### Collected data
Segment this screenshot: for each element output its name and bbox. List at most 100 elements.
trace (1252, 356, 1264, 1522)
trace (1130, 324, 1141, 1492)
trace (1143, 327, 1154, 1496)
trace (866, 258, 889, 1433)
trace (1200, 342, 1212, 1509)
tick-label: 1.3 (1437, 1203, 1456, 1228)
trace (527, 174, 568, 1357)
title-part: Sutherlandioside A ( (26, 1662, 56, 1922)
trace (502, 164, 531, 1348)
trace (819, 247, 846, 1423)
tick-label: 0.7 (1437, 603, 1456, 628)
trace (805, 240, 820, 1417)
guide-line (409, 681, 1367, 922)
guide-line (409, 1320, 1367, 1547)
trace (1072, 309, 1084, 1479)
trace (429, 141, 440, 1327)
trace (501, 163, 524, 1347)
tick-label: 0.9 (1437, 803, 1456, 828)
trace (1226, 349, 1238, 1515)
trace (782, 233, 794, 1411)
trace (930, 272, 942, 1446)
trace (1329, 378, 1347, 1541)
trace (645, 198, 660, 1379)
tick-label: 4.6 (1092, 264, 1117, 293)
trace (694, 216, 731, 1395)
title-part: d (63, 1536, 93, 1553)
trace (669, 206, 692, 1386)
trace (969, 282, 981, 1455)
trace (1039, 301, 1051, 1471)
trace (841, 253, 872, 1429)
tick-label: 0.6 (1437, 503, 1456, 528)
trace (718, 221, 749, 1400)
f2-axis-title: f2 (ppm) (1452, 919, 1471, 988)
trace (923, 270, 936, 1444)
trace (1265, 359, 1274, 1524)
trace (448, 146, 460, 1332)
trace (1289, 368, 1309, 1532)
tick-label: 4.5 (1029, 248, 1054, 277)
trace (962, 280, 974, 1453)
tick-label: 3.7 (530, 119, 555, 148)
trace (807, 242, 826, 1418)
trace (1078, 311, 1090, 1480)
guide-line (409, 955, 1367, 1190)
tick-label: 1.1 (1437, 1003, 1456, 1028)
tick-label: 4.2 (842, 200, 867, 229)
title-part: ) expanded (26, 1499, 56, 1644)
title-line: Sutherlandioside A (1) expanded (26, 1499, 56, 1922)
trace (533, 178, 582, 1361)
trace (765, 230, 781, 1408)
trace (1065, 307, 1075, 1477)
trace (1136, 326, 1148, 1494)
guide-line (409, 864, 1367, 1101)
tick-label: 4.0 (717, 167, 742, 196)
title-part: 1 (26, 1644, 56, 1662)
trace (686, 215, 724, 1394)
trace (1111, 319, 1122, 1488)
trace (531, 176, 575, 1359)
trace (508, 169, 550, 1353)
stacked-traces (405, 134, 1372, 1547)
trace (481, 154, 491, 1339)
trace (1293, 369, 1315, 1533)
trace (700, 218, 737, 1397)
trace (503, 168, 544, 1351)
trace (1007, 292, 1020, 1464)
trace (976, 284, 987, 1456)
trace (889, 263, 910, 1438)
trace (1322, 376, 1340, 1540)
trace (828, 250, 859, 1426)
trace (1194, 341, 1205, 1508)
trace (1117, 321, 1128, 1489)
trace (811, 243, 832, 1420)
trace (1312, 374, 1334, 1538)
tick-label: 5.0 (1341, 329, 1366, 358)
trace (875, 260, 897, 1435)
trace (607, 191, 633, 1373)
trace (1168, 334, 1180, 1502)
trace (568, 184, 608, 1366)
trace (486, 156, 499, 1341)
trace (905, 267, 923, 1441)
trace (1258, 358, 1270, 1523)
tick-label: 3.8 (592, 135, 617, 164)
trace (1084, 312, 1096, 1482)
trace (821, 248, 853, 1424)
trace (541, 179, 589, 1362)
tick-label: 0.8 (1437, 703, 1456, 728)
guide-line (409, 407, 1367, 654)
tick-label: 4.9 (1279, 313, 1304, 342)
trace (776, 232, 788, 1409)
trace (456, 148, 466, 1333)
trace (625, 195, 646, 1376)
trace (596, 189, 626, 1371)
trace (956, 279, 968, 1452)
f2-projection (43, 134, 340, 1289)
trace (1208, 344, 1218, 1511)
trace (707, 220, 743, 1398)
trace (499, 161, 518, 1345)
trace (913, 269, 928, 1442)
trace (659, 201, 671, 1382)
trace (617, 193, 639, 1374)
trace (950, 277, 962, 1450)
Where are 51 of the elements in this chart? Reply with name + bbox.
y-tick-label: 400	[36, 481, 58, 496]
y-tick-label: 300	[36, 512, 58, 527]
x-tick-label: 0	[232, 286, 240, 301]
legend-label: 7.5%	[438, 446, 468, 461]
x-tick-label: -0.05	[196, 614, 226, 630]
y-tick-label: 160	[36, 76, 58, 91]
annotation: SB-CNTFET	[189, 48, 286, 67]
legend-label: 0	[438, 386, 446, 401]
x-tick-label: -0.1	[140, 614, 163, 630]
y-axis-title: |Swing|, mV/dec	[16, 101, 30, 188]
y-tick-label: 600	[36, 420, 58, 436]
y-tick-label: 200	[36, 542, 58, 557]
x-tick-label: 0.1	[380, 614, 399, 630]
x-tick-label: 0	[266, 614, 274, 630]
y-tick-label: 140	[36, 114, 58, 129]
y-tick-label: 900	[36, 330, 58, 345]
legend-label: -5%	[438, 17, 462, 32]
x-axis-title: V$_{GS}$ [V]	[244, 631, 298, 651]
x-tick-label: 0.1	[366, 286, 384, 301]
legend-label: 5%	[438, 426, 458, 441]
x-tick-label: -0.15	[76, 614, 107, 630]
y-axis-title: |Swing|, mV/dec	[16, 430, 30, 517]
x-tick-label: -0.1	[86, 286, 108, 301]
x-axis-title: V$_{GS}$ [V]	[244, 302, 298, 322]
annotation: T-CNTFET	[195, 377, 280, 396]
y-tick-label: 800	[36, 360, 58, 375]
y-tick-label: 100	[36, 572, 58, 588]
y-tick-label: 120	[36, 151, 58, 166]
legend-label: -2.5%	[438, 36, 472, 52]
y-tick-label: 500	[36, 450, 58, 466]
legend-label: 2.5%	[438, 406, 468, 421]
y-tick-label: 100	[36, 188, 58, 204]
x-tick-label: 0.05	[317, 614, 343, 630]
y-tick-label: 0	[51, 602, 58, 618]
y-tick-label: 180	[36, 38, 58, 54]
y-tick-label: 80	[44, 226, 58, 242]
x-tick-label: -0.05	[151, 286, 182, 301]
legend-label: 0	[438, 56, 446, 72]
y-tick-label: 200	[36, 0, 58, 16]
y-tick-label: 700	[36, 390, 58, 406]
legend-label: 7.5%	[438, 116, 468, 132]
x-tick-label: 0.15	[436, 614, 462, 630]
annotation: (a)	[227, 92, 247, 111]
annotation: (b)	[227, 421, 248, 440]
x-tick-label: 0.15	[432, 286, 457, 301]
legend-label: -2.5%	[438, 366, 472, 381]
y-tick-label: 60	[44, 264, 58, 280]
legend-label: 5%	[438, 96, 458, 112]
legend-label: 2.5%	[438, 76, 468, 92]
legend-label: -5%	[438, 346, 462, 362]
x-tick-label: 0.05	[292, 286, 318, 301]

### PROBLEM
Rewrite the stretch from the start of the records through the line that contains "title-part: Sutherlandioside A", replacing "trace" with "curve" and leaving everything else unchanged.

### RESPONSE TO THE TASK
Segment this screenshot: for each element output its name and bbox. List at most 100 elements.
curve (1252, 356, 1264, 1522)
curve (1130, 324, 1141, 1492)
curve (1143, 327, 1154, 1496)
curve (866, 258, 889, 1433)
curve (1200, 342, 1212, 1509)
tick-label: 1.3 (1437, 1203, 1456, 1228)
curve (527, 174, 568, 1357)
title-part: Sutherlandioside A ( (26, 1662, 56, 1922)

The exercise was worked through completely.